» Required task:
Transcribe all the entries word for word, but omit the images.

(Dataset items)
________________________________________

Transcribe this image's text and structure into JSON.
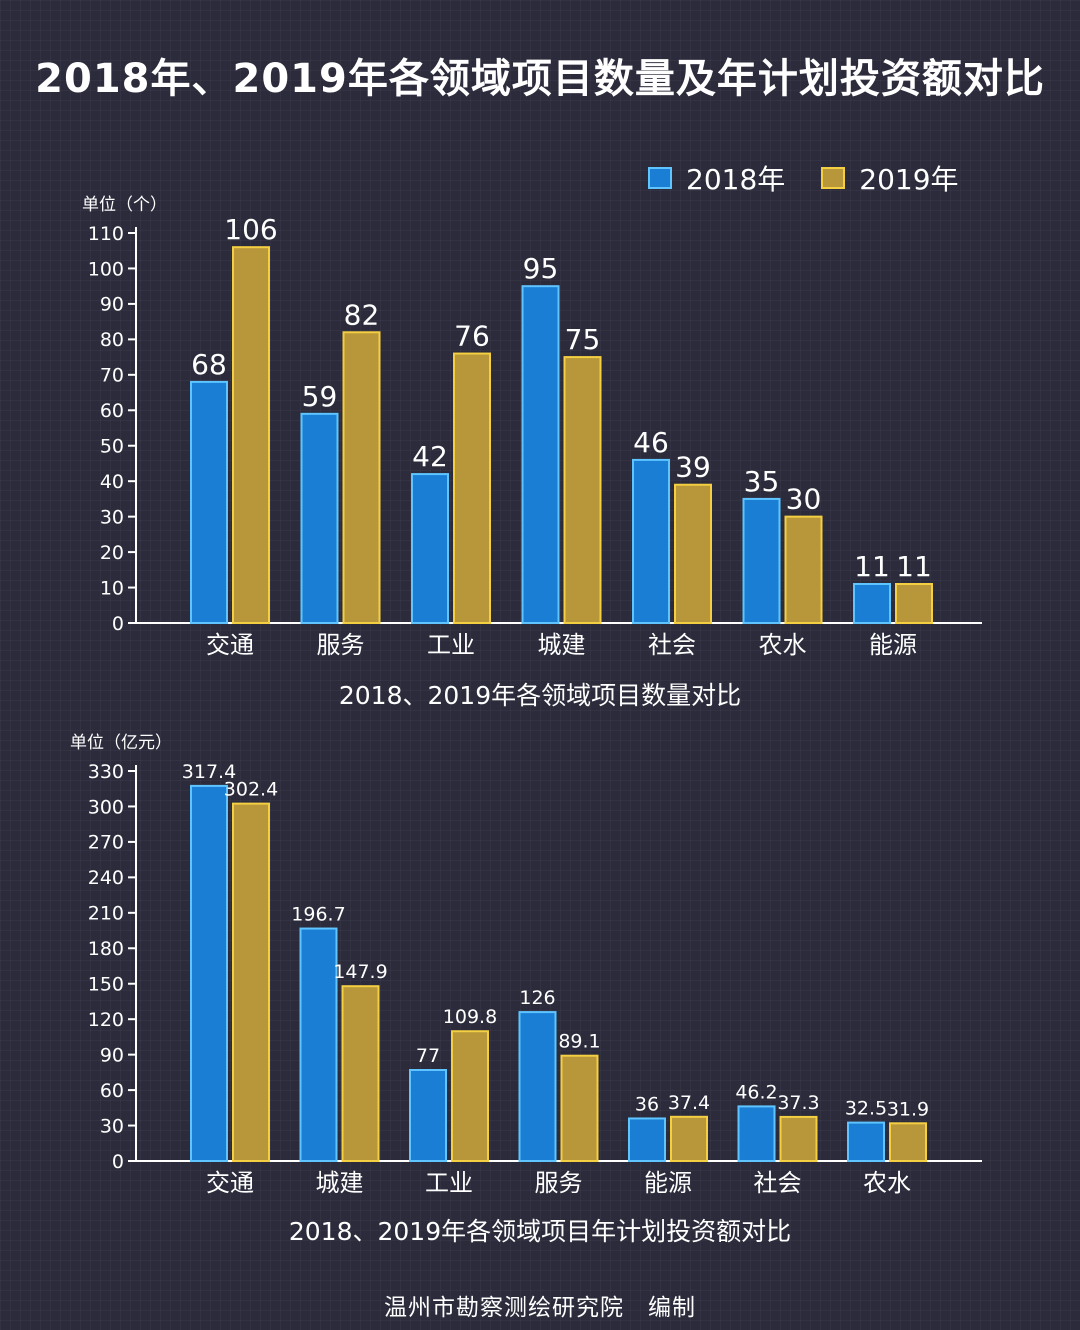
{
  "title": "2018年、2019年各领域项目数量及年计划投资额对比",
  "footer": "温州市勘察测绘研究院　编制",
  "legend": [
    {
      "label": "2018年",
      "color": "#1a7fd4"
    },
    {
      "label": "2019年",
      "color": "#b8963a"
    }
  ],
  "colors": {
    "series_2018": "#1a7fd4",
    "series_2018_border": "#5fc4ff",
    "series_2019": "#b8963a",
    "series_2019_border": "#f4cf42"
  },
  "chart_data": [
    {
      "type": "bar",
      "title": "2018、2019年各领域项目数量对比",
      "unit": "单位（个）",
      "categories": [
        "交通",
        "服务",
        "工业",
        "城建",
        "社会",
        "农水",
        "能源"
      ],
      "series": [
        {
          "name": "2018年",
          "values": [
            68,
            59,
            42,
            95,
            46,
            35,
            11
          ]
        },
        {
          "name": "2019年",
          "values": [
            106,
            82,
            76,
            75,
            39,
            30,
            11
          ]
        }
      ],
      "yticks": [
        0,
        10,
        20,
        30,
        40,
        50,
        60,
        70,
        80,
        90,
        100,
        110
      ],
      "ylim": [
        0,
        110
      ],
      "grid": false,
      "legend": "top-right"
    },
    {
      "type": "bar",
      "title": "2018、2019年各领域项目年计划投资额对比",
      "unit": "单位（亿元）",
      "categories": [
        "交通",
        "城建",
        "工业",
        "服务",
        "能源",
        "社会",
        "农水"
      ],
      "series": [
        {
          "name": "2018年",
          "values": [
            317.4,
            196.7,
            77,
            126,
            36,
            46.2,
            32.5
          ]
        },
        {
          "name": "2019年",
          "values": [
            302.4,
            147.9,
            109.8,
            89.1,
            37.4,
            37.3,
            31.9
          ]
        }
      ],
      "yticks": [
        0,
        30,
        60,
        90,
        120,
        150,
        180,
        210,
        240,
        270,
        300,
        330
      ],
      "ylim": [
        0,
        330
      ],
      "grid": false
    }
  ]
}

________________________________________

» Written solution:
Transcribe this image's text and structure into JSON.
{
  "title": "2018年、2019年各领域项目数量及年计划投资额对比",
  "footer": "温州市勘察测绘研究院　编制",
  "legend": [
    {
      "label": "2018年",
      "color": "#1a7fd4"
    },
    {
      "label": "2019年",
      "color": "#b8963a"
    }
  ],
  "colors": {
    "series_2018": "#1a7fd4",
    "series_2018_border": "#5fc4ff",
    "series_2019": "#b8963a",
    "series_2019_border": "#f4cf42"
  },
  "chart_data": [
    {
      "type": "bar",
      "title": "2018、2019年各领域项目数量对比",
      "unit": "单位（个）",
      "categories": [
        "交通",
        "服务",
        "工业",
        "城建",
        "社会",
        "农水",
        "能源"
      ],
      "series": [
        {
          "name": "2018年",
          "values": [
            68,
            59,
            42,
            95,
            46,
            35,
            11
          ]
        },
        {
          "name": "2019年",
          "values": [
            106,
            82,
            76,
            75,
            39,
            30,
            11
          ]
        }
      ],
      "yticks": [
        0,
        10,
        20,
        30,
        40,
        50,
        60,
        70,
        80,
        90,
        100,
        110
      ],
      "ylim": [
        0,
        110
      ],
      "grid": false,
      "legend": "top-right"
    },
    {
      "type": "bar",
      "title": "2018、2019年各领域项目年计划投资额对比",
      "unit": "单位（亿元）",
      "categories": [
        "交通",
        "城建",
        "工业",
        "服务",
        "能源",
        "社会",
        "农水"
      ],
      "series": [
        {
          "name": "2018年",
          "values": [
            317.4,
            196.7,
            77,
            126,
            36,
            46.2,
            32.5
          ]
        },
        {
          "name": "2019年",
          "values": [
            302.4,
            147.9,
            109.8,
            89.1,
            37.4,
            37.3,
            31.9
          ]
        }
      ],
      "yticks": [
        0,
        30,
        60,
        90,
        120,
        150,
        180,
        210,
        240,
        270,
        300,
        330
      ],
      "ylim": [
        0,
        330
      ],
      "grid": false
    }
  ]
}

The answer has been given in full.